# [Short problem]
Count the lines that include the string "title", and give only that number.
----------
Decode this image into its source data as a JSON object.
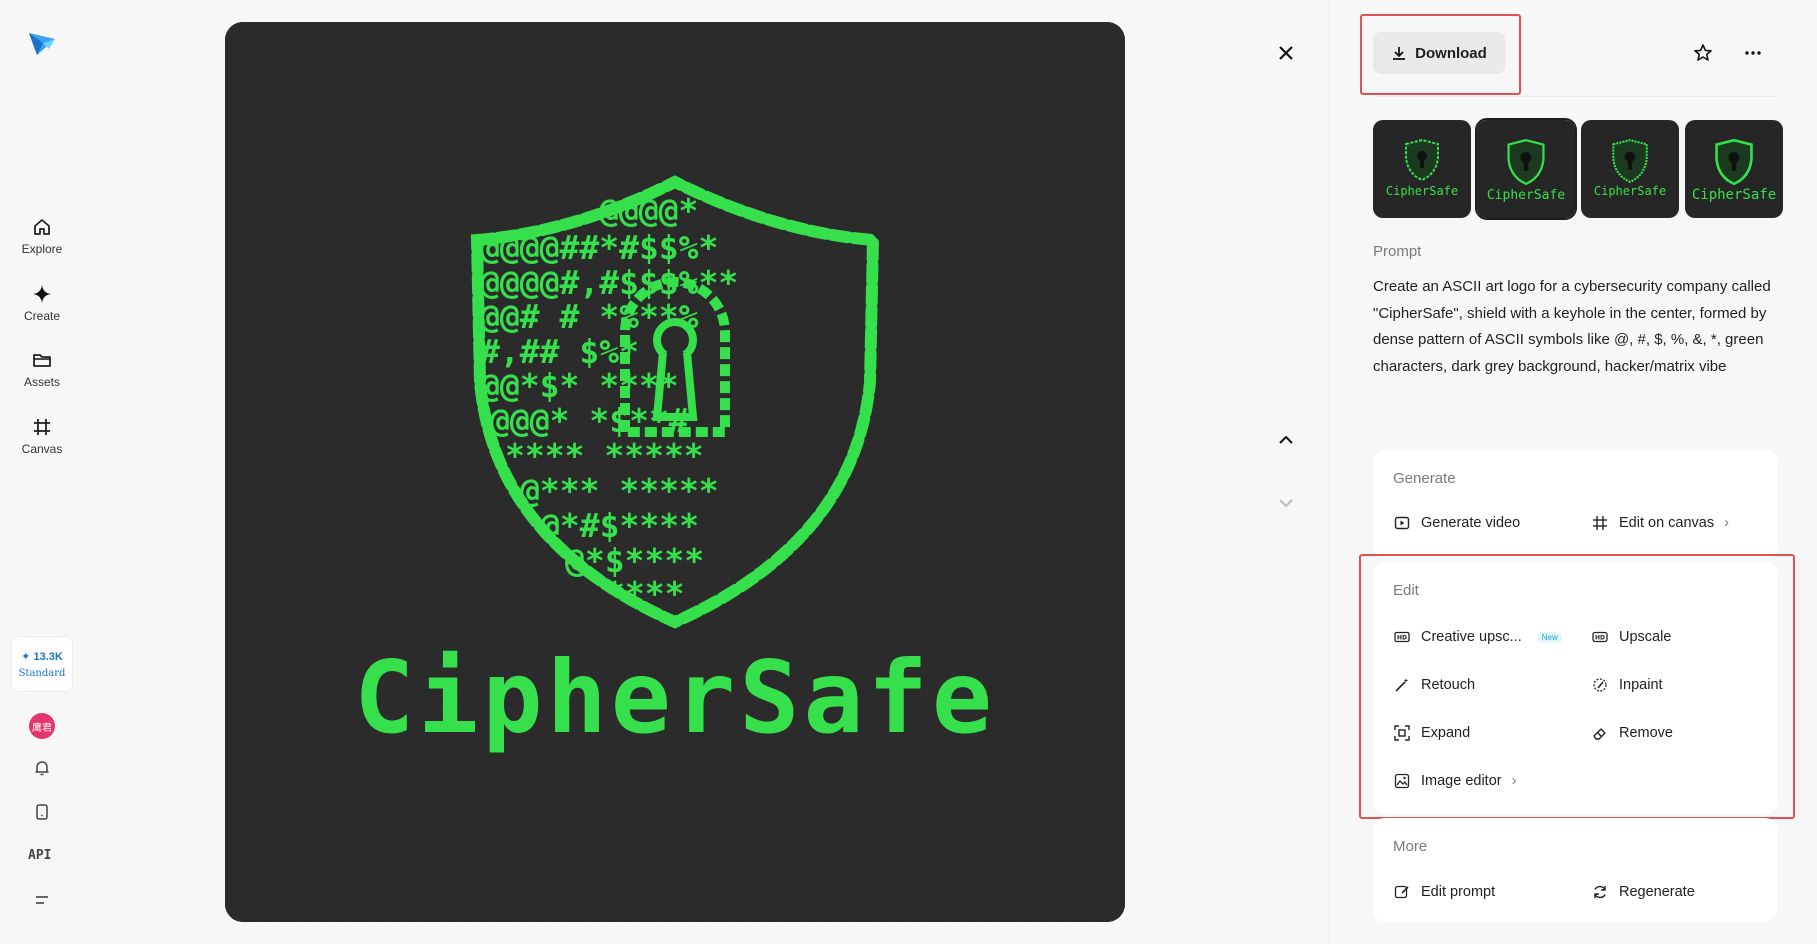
{
  "nav": {
    "items": [
      {
        "label": "Explore",
        "icon": "home-icon"
      },
      {
        "label": "Create",
        "icon": "sparkle-icon"
      },
      {
        "label": "Assets",
        "icon": "folder-icon"
      },
      {
        "label": "Canvas",
        "icon": "canvas-icon"
      }
    ],
    "credits": {
      "amount": "13.3K",
      "tier": "Standard"
    },
    "avatar_text": "鹰君",
    "api_label": "API"
  },
  "image": {
    "brand_text": "CipherSafe",
    "colors": {
      "background": "#2b2b2b",
      "green": "#35e04c"
    }
  },
  "toolbar": {
    "download_label": "Download"
  },
  "thumbnails": [
    {
      "label": "CipherSafe",
      "selected": false
    },
    {
      "label": "CipherSafe",
      "selected": true
    },
    {
      "label": "CipherSafe",
      "selected": false
    },
    {
      "label": "CipherSafe",
      "selected": false
    }
  ],
  "prompt": {
    "title": "Prompt",
    "text": "Create an ASCII art logo for a cybersecurity company called \"CipherSafe\", shield with a keyhole in the center, formed by dense pattern of ASCII symbols like @, #, $, %, &, *, green characters, dark grey background, hacker/matrix vibe"
  },
  "generate": {
    "title": "Generate",
    "actions": [
      {
        "label": "Generate video",
        "icon": "play-icon"
      },
      {
        "label": "Edit on canvas",
        "icon": "canvas-icon"
      }
    ]
  },
  "edit": {
    "title": "Edit",
    "new_badge": "New",
    "actions": [
      {
        "label": "Creative upsc...",
        "icon": "hd-plus-icon"
      },
      {
        "label": "Upscale",
        "icon": "hd-icon"
      },
      {
        "label": "Retouch",
        "icon": "magic-wand-icon"
      },
      {
        "label": "Inpaint",
        "icon": "inpaint-icon"
      },
      {
        "label": "Expand",
        "icon": "expand-icon"
      },
      {
        "label": "Remove",
        "icon": "eraser-icon"
      },
      {
        "label": "Image editor",
        "icon": "image-edit-icon"
      }
    ]
  },
  "more": {
    "title": "More",
    "actions": [
      {
        "label": "Edit prompt",
        "icon": "edit-icon"
      },
      {
        "label": "Regenerate",
        "icon": "refresh-icon"
      }
    ]
  }
}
----------
# [Solution to this task]
4